Work instructions
Copy every line of the records below where the word "image" occurs.

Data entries
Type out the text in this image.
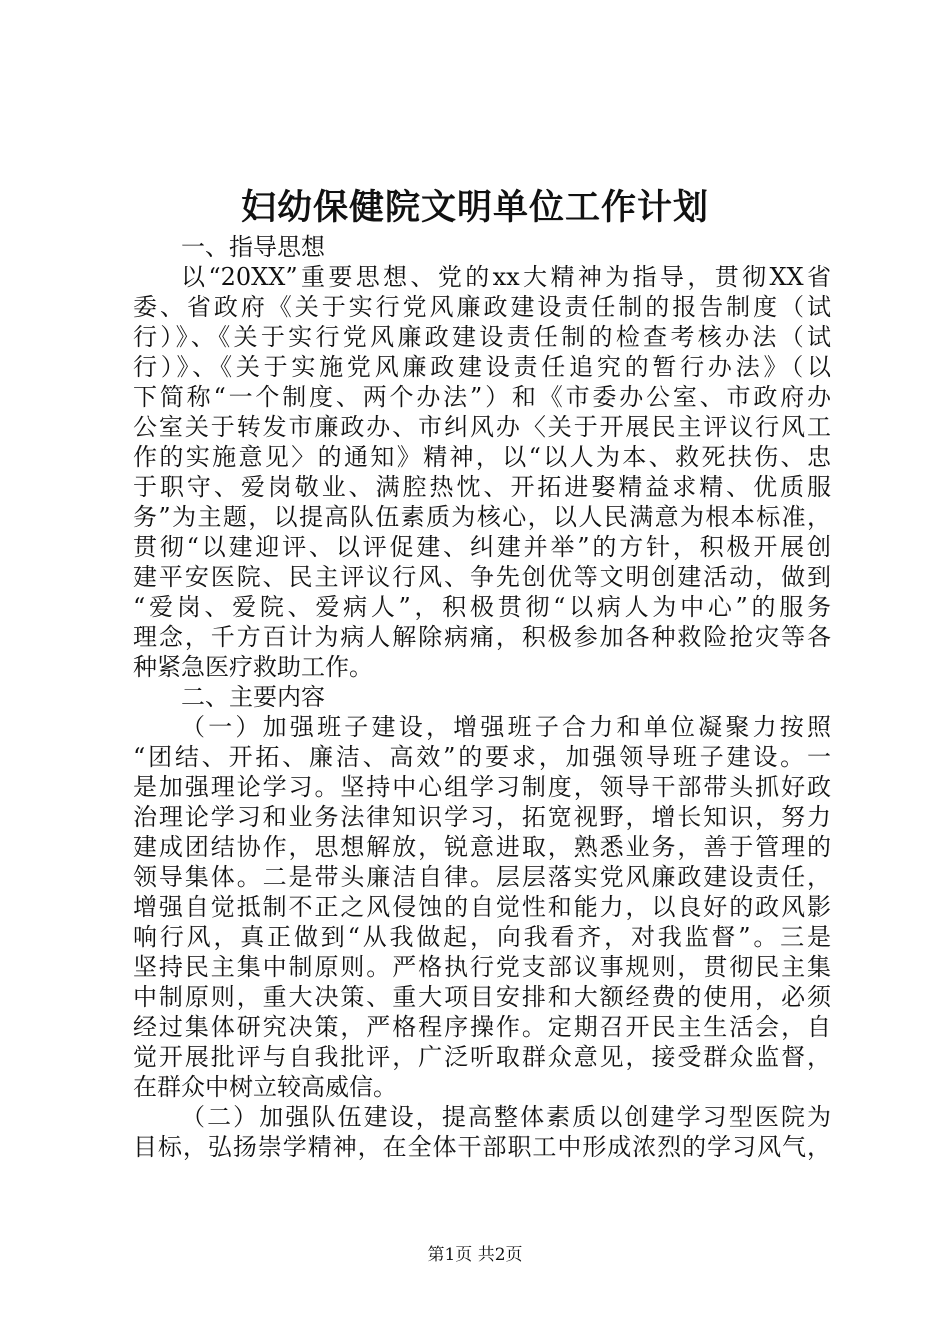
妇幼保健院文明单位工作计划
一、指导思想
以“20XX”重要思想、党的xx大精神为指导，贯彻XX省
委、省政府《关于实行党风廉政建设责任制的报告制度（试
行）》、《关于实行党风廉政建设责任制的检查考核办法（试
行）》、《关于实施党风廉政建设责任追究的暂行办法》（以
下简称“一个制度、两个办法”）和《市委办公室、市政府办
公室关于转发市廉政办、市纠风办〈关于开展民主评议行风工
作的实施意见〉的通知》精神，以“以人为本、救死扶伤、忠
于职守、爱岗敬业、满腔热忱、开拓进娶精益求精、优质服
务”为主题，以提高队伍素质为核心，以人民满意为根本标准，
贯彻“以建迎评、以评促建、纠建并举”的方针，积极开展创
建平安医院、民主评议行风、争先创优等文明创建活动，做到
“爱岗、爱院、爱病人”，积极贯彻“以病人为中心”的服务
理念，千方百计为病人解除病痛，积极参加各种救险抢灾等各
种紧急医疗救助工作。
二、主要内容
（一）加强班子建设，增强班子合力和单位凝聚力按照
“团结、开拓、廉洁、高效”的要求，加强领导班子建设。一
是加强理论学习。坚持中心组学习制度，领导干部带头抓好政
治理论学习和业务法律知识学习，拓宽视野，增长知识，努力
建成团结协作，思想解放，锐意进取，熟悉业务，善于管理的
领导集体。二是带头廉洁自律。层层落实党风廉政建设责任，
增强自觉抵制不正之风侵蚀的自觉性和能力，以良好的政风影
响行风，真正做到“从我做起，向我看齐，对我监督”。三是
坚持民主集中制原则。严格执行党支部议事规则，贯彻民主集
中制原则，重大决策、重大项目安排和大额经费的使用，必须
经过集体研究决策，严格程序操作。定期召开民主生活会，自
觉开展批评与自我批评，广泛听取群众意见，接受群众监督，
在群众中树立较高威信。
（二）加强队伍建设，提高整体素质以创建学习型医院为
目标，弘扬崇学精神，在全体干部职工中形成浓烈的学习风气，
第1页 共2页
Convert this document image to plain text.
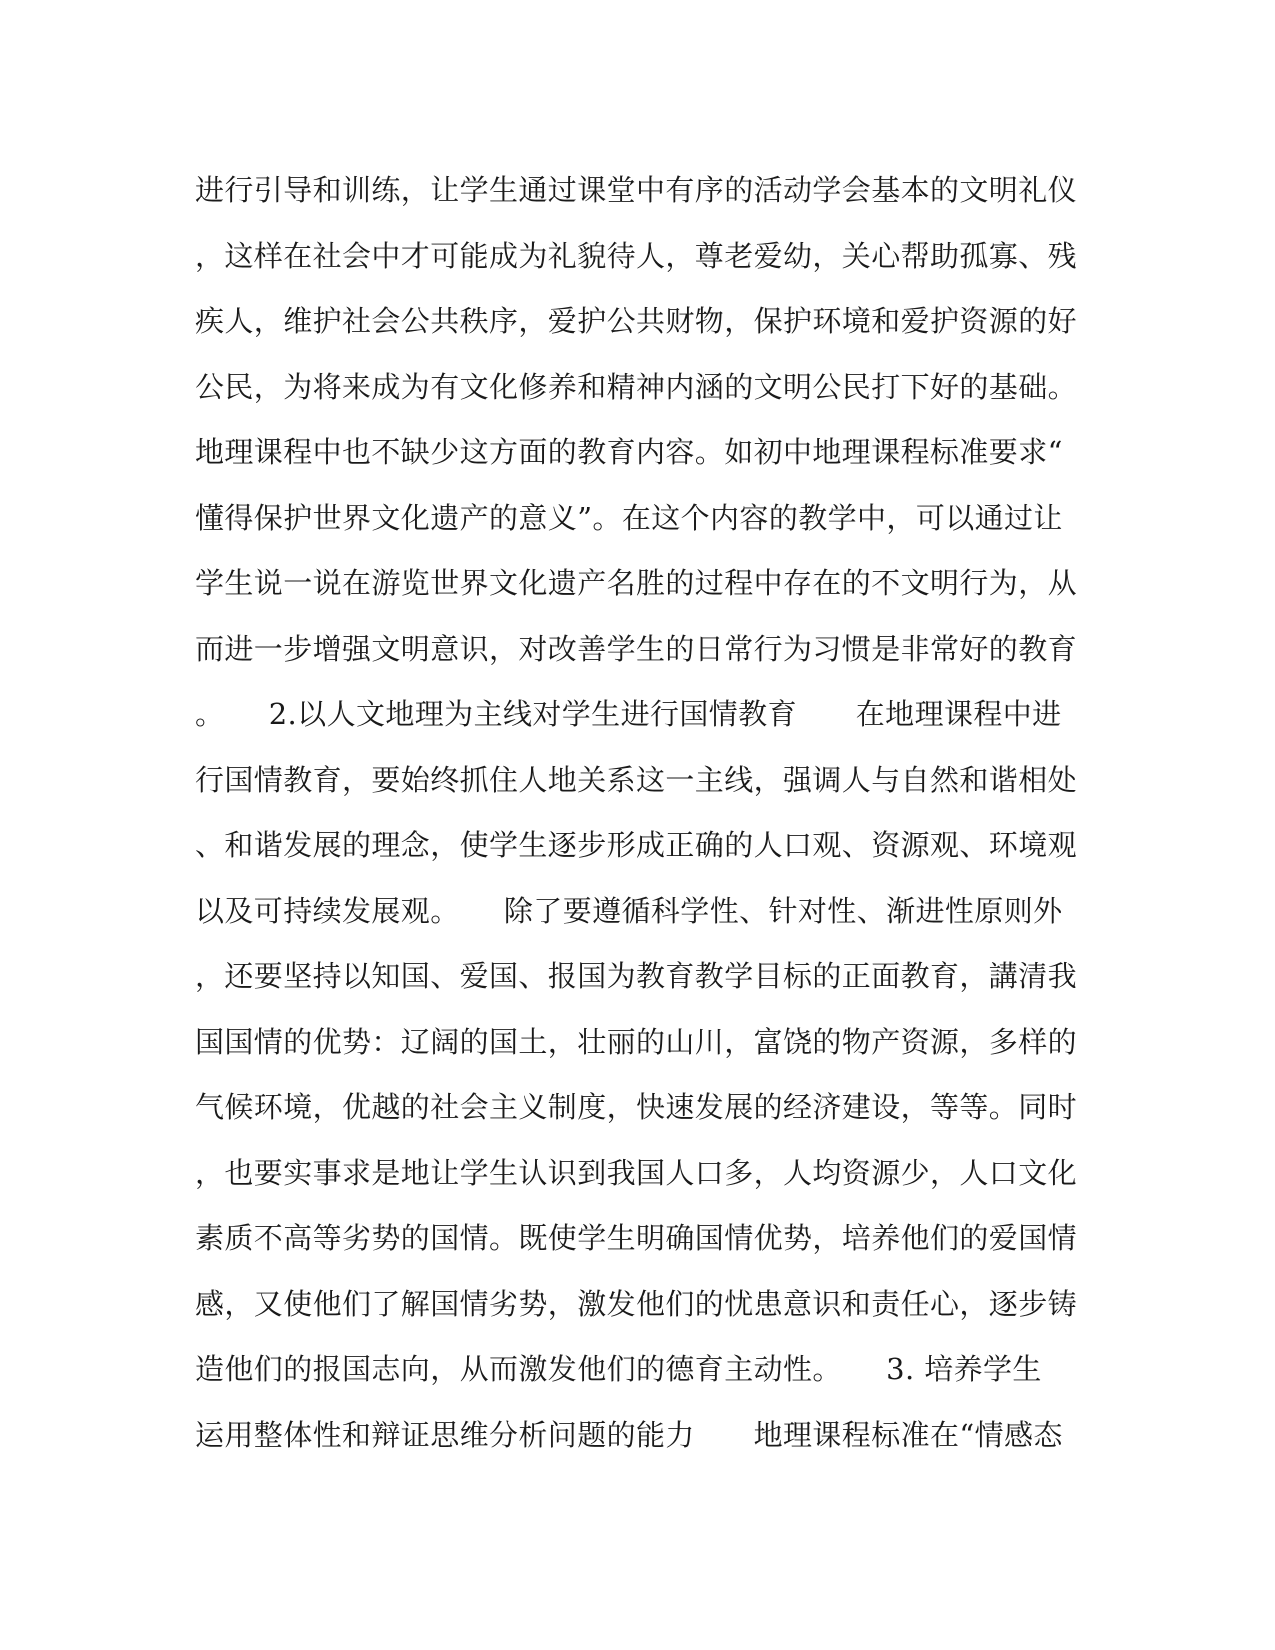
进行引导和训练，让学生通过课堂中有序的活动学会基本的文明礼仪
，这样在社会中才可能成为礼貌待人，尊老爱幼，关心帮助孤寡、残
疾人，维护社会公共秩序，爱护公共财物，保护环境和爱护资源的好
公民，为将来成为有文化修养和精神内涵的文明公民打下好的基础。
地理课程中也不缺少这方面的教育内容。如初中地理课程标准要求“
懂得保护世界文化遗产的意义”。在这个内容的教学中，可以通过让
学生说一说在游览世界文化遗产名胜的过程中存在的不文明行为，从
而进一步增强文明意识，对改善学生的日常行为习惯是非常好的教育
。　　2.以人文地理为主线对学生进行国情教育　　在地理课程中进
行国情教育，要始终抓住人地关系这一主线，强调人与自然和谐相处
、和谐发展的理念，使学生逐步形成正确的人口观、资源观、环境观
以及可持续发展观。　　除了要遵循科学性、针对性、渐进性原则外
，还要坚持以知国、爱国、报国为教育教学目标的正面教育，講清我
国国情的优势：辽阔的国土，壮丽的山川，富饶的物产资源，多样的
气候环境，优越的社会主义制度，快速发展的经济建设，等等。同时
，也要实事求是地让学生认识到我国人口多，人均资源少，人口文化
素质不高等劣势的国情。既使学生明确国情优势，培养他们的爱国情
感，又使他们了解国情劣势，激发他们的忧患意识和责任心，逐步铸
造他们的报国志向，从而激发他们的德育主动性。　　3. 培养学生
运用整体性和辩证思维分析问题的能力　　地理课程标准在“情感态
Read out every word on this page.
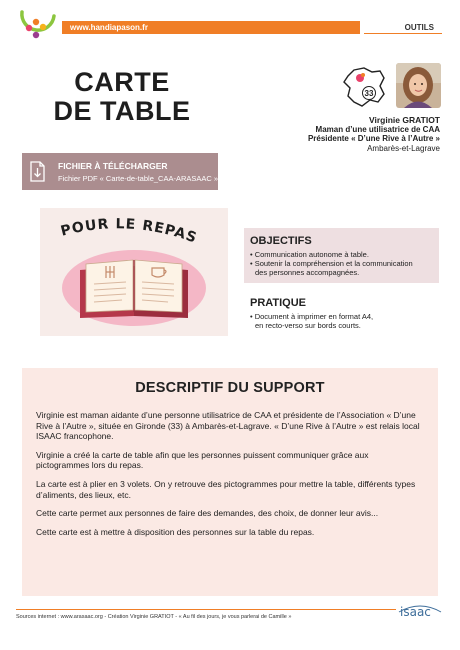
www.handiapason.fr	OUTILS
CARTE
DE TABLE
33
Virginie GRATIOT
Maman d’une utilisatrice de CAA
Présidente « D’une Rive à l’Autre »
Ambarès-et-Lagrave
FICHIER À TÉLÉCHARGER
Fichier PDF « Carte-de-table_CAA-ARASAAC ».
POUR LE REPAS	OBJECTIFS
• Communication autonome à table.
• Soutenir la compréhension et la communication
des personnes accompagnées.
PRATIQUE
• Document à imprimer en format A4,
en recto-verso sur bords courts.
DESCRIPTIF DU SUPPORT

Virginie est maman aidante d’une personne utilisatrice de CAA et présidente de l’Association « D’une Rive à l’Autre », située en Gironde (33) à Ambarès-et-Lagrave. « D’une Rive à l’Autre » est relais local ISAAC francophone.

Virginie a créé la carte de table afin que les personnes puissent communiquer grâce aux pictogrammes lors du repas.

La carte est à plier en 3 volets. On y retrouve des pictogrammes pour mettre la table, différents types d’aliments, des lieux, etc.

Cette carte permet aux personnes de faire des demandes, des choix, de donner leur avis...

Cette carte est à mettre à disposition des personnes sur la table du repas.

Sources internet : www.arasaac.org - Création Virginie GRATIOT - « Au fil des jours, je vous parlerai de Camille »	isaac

Expected answer
Type out the text in this image.
Convert this document image to plain text.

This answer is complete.